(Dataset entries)
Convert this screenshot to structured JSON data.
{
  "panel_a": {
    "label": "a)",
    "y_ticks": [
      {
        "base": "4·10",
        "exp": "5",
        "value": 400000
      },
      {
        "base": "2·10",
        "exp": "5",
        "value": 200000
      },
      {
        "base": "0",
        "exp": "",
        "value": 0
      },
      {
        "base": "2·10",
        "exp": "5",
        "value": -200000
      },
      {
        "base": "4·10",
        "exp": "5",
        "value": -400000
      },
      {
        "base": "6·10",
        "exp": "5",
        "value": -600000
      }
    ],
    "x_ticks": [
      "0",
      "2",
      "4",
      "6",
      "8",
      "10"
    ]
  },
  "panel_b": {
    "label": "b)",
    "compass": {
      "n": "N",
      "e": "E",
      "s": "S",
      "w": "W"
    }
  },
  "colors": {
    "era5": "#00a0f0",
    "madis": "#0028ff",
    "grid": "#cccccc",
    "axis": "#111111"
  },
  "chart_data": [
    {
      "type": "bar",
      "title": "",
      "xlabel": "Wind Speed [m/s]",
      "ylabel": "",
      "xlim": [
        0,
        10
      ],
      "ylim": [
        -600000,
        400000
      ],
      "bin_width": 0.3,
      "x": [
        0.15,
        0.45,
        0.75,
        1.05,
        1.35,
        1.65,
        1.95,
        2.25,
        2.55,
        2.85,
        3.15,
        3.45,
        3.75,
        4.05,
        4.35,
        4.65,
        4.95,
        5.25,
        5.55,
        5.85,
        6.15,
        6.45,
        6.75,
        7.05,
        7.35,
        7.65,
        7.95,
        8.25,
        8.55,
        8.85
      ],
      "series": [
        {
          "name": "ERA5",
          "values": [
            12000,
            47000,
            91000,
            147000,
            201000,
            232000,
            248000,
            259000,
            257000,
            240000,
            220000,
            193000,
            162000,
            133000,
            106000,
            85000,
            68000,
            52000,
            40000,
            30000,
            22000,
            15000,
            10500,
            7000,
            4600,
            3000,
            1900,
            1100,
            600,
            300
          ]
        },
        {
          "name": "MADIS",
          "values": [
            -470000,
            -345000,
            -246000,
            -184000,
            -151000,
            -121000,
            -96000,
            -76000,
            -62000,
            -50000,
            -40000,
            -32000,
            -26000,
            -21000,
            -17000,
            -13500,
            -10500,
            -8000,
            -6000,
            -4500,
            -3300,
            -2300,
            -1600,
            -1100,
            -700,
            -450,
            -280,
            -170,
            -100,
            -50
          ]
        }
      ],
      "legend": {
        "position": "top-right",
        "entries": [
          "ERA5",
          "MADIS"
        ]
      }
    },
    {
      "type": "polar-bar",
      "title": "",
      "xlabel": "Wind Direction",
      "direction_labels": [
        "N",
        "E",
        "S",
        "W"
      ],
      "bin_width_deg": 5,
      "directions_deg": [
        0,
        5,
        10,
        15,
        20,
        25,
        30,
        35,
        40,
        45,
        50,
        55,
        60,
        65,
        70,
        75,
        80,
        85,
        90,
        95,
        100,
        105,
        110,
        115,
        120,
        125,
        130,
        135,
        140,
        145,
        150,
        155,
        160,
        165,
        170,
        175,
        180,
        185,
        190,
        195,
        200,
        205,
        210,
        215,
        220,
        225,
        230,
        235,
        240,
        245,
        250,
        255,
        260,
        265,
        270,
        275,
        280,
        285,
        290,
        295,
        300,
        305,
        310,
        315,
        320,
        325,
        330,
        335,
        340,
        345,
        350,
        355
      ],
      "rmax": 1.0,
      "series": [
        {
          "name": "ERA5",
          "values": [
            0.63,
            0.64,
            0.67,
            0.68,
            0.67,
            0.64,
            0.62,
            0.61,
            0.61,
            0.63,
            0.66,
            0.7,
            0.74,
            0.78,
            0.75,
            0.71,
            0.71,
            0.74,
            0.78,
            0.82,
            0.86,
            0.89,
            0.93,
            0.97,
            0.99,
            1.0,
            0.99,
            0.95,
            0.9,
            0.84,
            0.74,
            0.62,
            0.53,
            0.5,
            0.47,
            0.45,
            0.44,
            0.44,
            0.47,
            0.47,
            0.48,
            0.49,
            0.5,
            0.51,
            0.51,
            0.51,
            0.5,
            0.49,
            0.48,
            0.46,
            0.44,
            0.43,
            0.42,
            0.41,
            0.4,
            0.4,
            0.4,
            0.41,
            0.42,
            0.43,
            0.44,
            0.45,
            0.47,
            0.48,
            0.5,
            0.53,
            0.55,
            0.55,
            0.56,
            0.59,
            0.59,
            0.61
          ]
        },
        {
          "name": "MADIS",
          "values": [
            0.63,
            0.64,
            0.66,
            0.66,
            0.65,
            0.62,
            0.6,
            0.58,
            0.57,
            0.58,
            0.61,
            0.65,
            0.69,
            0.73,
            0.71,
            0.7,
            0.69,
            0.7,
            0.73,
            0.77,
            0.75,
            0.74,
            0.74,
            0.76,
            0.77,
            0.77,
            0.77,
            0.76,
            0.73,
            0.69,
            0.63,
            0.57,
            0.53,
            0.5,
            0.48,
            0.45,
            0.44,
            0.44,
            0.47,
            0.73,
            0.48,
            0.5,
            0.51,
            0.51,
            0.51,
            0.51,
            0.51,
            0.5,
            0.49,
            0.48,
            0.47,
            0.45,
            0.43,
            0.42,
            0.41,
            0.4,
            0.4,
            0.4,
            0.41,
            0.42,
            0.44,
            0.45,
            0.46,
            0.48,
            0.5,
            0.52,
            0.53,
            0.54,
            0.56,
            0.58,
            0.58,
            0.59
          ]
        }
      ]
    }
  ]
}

* AIM OF THE TASK
Give only the count of lines in this material that contain the string "Wind".

* ANSWER TO THE TASK
2